Short task: Gather every line of the items below that contains the string "WRIT". Case counts.

Exercise data:
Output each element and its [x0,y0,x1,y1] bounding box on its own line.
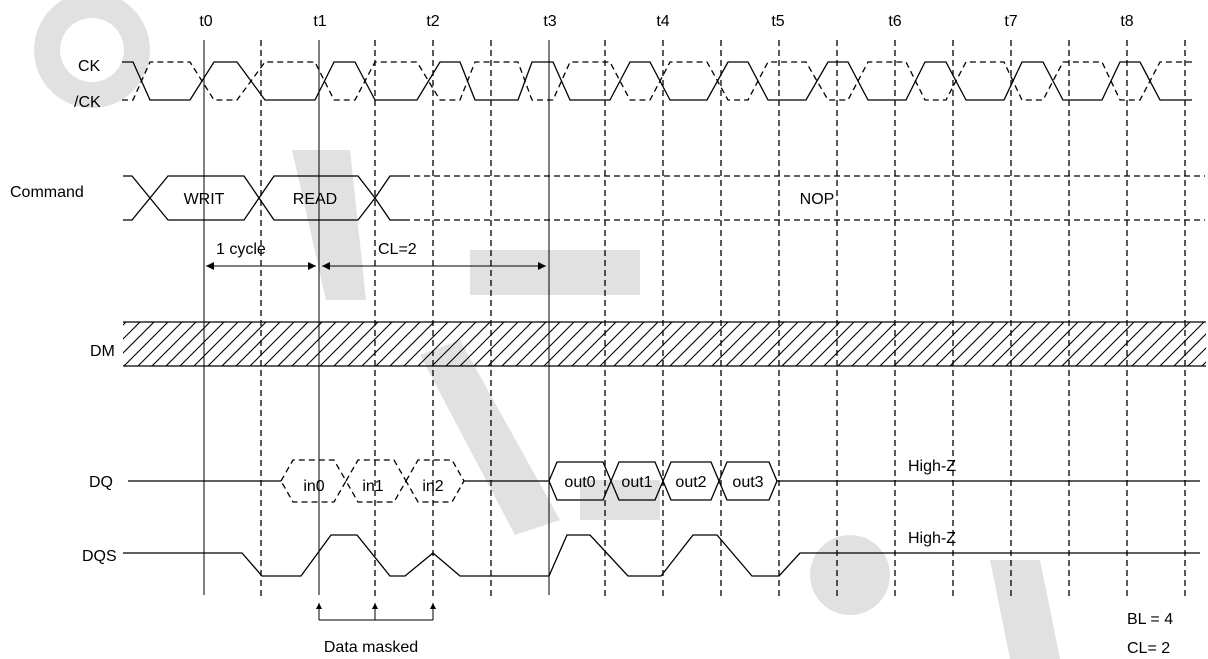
time-label-t7: t7 [1004,13,1017,30]
time-label-t8: t8 [1120,13,1133,30]
time-labels: t0 t1 t2 t3 t4 t5 t6 t7 t8 [199,13,1133,30]
time-label-t4: t4 [656,13,669,30]
dq-out2-label: out2 [675,474,706,491]
dashed-time-lines [260,40,1186,600]
dq-in0-cell [280,459,347,503]
reference-lines [203,40,550,595]
dq-bus: in0 in1 in2 out0 out1 out2 out3 High-Z [128,458,1200,503]
ck-bar-waveform [122,61,1192,101]
signal-label-command: Command [10,184,84,201]
dq-in0-label: in0 [303,478,324,495]
dqs-high-z-label: High-Z [908,530,956,547]
command-writ: WRIT [184,191,225,208]
param-cl: CL= 2 [1127,640,1170,657]
dm-bar [123,321,1206,367]
signal-labels: CK /CK Command DM DQ DQS [10,58,117,565]
dq-high-z-label: High-Z [908,458,956,475]
dq-out1-label: out1 [621,474,652,491]
time-label-t1: t1 [313,13,326,30]
parameters: BL = 4 CL= 2 [1127,611,1173,657]
signal-label-dqs: DQS [82,548,117,565]
dq-in1-label: in1 [362,478,383,495]
data-masked-bracket: Data masked [316,603,436,656]
cl-label: CL=2 [378,241,417,258]
time-label-t5: t5 [771,13,784,30]
time-label-t3: t3 [543,13,556,30]
param-bl: BL = 4 [1127,611,1173,628]
time-label-t2: t2 [426,13,439,30]
time-label-t6: t6 [888,13,901,30]
time-label-t0: t0 [199,13,212,30]
dqs-waveform [123,534,1200,577]
signal-label-ck: CK [78,58,101,75]
dq-in2-label: in2 [422,478,443,495]
command-bus: WRIT READ NOP [123,175,1205,221]
signal-label-dq: DQ [89,474,113,491]
one-cycle-label: 1 cycle [216,241,266,258]
dq-out0-label: out0 [564,474,595,491]
dq-out3-label: out3 [732,474,763,491]
ck-waveform [122,61,1192,101]
signal-label-ck-bar: /CK [74,94,101,111]
command-nop: NOP [800,191,835,208]
watermark [34,0,1060,659]
command-read: READ [293,191,337,208]
data-masked-label: Data masked [324,639,418,656]
signal-label-dm: DM [90,343,115,360]
dqs-signal: High-Z [123,530,1200,577]
timing-arrows: 1 cycle CL=2 [206,241,546,270]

Solution to the exercise:
command-writ: WRIT [184,191,225,208]
command-bus: WRIT READ NOP [123,175,1205,221]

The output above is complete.